なぜ、小寺さんはのぼるのか? そこに壁があるから!?
珈琲原作の人気青春漫画『のぼる小寺さん』の実写映画化。
自分は何がしたいのかわからない。何にも興味が湧かない。好きなことをしたいけど自信がない。進路調査も白紙で提出してしまう高校生たち。
そんな彼らが、ボルダリングに一直線な小寺さんに出会ったことで、退屈な日常が少しづつキラキラ輝く時間へと変わっていきます。
「ガンバッ!」思わず声がでてしまう映画『のぼる小寺さん』を紹介します。
映画『のぼる小寺さん』の作品情報
【公開】
2020年(日本映画)
【原作】
珈琲
【監督】
古厩智之
【キャスト】
工藤遥、伊藤健太郎、鈴木仁、吉川愛、小野花梨、両角周、田中偉登、中村里帆、小林且弥
【作品概要】
ボルダリングに一直線な女子高生を描いた、珈琲原作の同名青春漫画の実写映画化です。

### 記録一覧
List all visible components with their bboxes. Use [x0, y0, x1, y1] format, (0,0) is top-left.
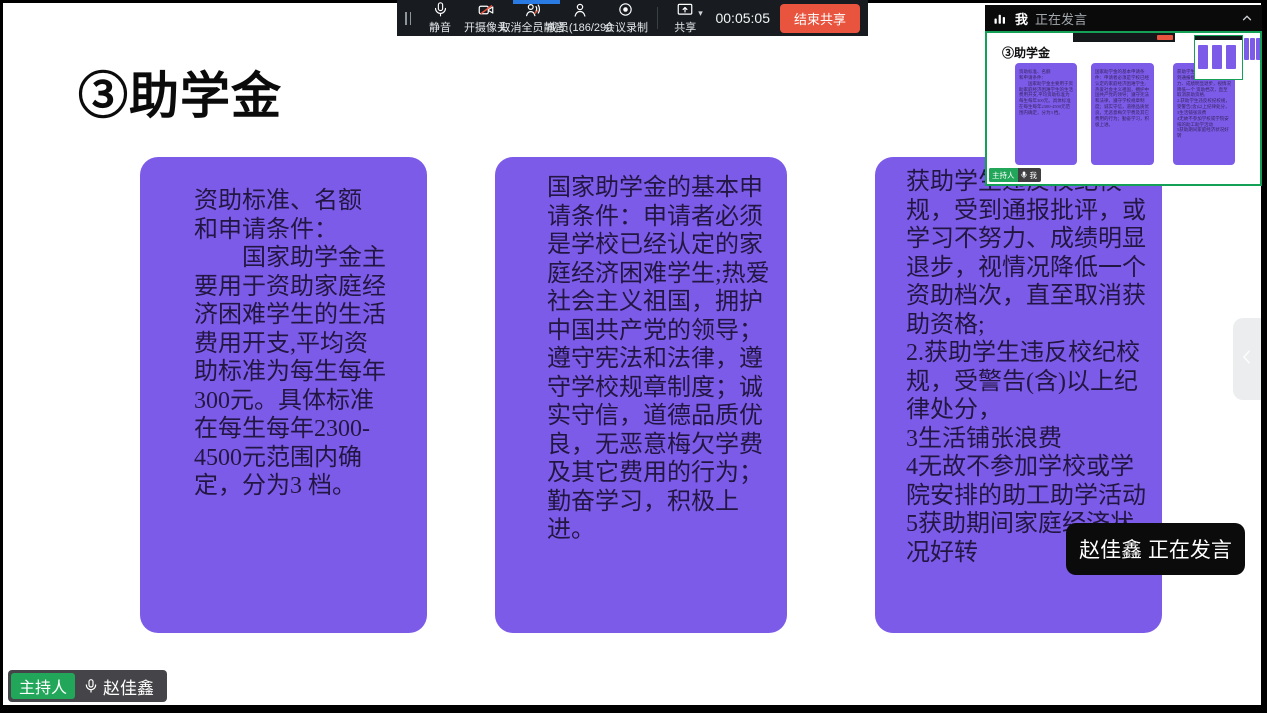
share-button[interactable]: 共享 ▾	[671, 1, 705, 35]
meeting-timer: 00:05:05	[715, 10, 770, 26]
meeting-toolbar: 静音 开摄像头 取消全员静音 成员(186/290 会议录制 共享	[397, 0, 868, 36]
microphone-icon	[83, 678, 99, 694]
speaker-name: 赵佳鑫	[103, 674, 154, 699]
speaker-pill: 主持人 赵佳鑫	[8, 670, 167, 702]
mini-thumbnail	[1256, 38, 1261, 60]
mini-preview-panel	[1194, 35, 1243, 80]
preview-panel-content[interactable]: ③助学金 资助标准、名额 和申请条件： 国家助学金主要用于资助家庭经济困难学生的…	[985, 31, 1262, 186]
host-badge: 主持人	[11, 673, 75, 699]
mini-slide-card-1: 资助标准、名额 和申请条件： 国家助学金主要用于资助家庭经济困难学生的生活费用开…	[1015, 63, 1077, 165]
speaking-toast: 赵佳鑫 正在发言	[1066, 523, 1245, 575]
mute-label: 静音	[429, 19, 451, 35]
record-icon	[617, 1, 634, 18]
mini-self-name: 我	[1030, 170, 1038, 181]
share-label: 共享	[674, 19, 696, 35]
toolbar-notch	[513, 0, 560, 4]
panel-collapse-tab[interactable]	[1233, 318, 1261, 400]
members-button[interactable]: 成员(186/290	[562, 1, 597, 35]
chevron-left-icon	[1238, 344, 1256, 375]
slide-card-2: 国家助学金的基本申请条件：申请者必须是学校已经认定的家庭经济困难学生;热爱社会主…	[495, 157, 787, 633]
mini-slide-title: ③助学金	[1002, 44, 1050, 61]
mini-host-badge: 主持人	[989, 168, 1018, 182]
unmute-all-button[interactable]: 取消全员静音	[515, 1, 550, 35]
chevron-up-icon[interactable]	[1240, 11, 1254, 25]
toolbar-divider	[657, 7, 658, 29]
toolbar-drag-handle[interactable]	[405, 12, 411, 25]
preview-speaker-name: 我	[1015, 9, 1028, 28]
end-share-button[interactable]: 结束共享	[780, 4, 860, 33]
camera-button[interactable]: 开摄像头	[469, 1, 503, 35]
preview-speaker-status: 正在发言	[1035, 9, 1087, 28]
members-label: 成员(186/290	[547, 19, 612, 35]
volume-bars-icon	[993, 11, 1008, 26]
camera-off-icon	[477, 1, 495, 18]
mini-toolbar	[1073, 33, 1175, 42]
preview-panel-header: 我 正在发言	[985, 5, 1262, 31]
slide-title: ③助学金	[78, 56, 282, 128]
members-icon	[571, 1, 589, 18]
mini-end-share-button	[1157, 35, 1173, 40]
mute-button[interactable]: 静音	[423, 1, 457, 35]
microphone-icon	[1020, 171, 1028, 179]
mini-slide-card-2: 国家助学金的基本申请条件：申请者必须是学校已经认定的家庭经济困难学生;热爱社会主…	[1091, 63, 1154, 165]
chevron-down-icon[interactable]: ▾	[698, 8, 703, 19]
mini-speaker-pill: 主持人 我	[989, 168, 1041, 182]
mini-thumbnail	[1250, 38, 1255, 60]
record-label: 会议录制	[604, 19, 648, 35]
microphone-icon	[432, 1, 449, 18]
record-button[interactable]: 会议录制	[609, 1, 643, 35]
slide-card-1: 资助标准、名额 和申请条件： 国家助学金主要用于资助家庭经济困难学生的生活费用开…	[140, 157, 427, 633]
share-screen-icon	[676, 1, 694, 18]
mini-thumbnail	[1244, 38, 1249, 60]
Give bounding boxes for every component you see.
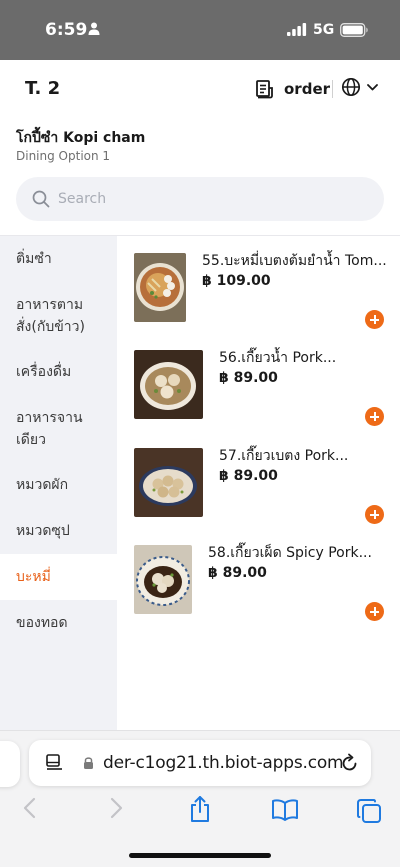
page-menu-icon[interactable] [46, 754, 63, 771]
receipt-icon [256, 80, 273, 99]
signal-icon [287, 23, 307, 36]
category-noodles[interactable]: บะหมี่ [0, 554, 117, 600]
battery-icon [340, 23, 368, 37]
forward-icon[interactable] [110, 797, 124, 819]
network-type: 5G [313, 22, 335, 38]
share-icon[interactable] [189, 795, 211, 823]
category-fried[interactable]: ของทอด [0, 612, 117, 634]
food-image [134, 350, 203, 419]
menu-list: 55.บะหมี่เบตงต้มยำน้ำ Tom... ฿ 109.00 56… [117, 236, 400, 730]
item-price: ฿ 109.00 [202, 273, 271, 289]
lock-icon [84, 757, 93, 769]
item-name: 56.เกี๊ยวน้ำ Pork... [219, 350, 337, 366]
bookmarks-icon[interactable] [271, 799, 299, 821]
app-header: T. 2 order [0, 60, 400, 118]
add-to-cart-button[interactable] [365, 310, 384, 329]
category-dimsum[interactable]: ติ่มซำ [0, 248, 117, 270]
address-bar[interactable]: der-c1og21.th.biot-apps.com [29, 740, 371, 786]
item-name: 55.บะหมี่เบตงต้มยำน้ำ Tom... [202, 253, 387, 269]
browser-toolbar: der-c1og21.th.biot-apps.com [0, 730, 400, 867]
category-sidebar: ติ่มซำ อาหารตามสั่ง(กับข้าว) เครื่องดื่ม… [0, 236, 117, 730]
url-text: der-c1og21.th.biot-apps.com [103, 753, 344, 773]
item-price: ฿ 89.00 [219, 370, 278, 386]
store-name: โกปี้ซำ Kopi cham [16, 130, 146, 146]
person-icon [88, 22, 100, 35]
order-label: order [284, 80, 331, 98]
add-to-cart-button[interactable] [365, 505, 384, 524]
category-one-dish[interactable]: อาหารจานเดียว [0, 407, 100, 451]
back-icon[interactable] [22, 797, 36, 819]
dining-option: Dining Option 1 [16, 149, 111, 163]
search-input[interactable] [58, 177, 358, 221]
category-soup[interactable]: หมวดซุป [0, 520, 117, 542]
food-image [134, 253, 186, 322]
category-made-to-order[interactable]: อาหารตามสั่ง(กับข้าว) [0, 294, 100, 338]
order-button[interactable]: order [254, 77, 330, 101]
home-indicator [129, 853, 271, 858]
category-vegetables[interactable]: หมวดผัก [0, 474, 117, 496]
food-image [134, 448, 203, 517]
item-name: 57.เกี๊ยวเบตง Pork... [219, 448, 349, 464]
item-price: ฿ 89.00 [208, 565, 267, 581]
reload-icon[interactable] [341, 753, 359, 773]
add-to-cart-button[interactable] [365, 602, 384, 621]
globe-icon [341, 77, 361, 97]
item-price: ฿ 89.00 [219, 468, 278, 484]
table-label: T. 2 [25, 78, 61, 99]
chevron-down-icon [367, 83, 378, 90]
add-to-cart-button[interactable] [365, 407, 384, 426]
previous-tab-preview[interactable] [0, 741, 20, 787]
category-drinks[interactable]: เครื่องดื่ม [0, 361, 117, 383]
status-bar: 6:59 5G [0, 0, 400, 60]
search-bar[interactable] [16, 177, 384, 221]
food-image [134, 545, 192, 614]
search-icon [32, 190, 50, 208]
header-divider [332, 80, 333, 98]
language-selector[interactable] [341, 77, 378, 97]
status-time: 6:59 [45, 20, 88, 40]
tabs-icon[interactable] [356, 798, 382, 824]
item-name: 58.เกี๊ยวเผ็ด Spicy Pork... [208, 545, 372, 561]
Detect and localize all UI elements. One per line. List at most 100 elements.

### 課題内容
映画『のぼる小寺さん』を紹介する提示文によると、この映画の監督は誰か。

### 課題の解答
監督は古厩智之である。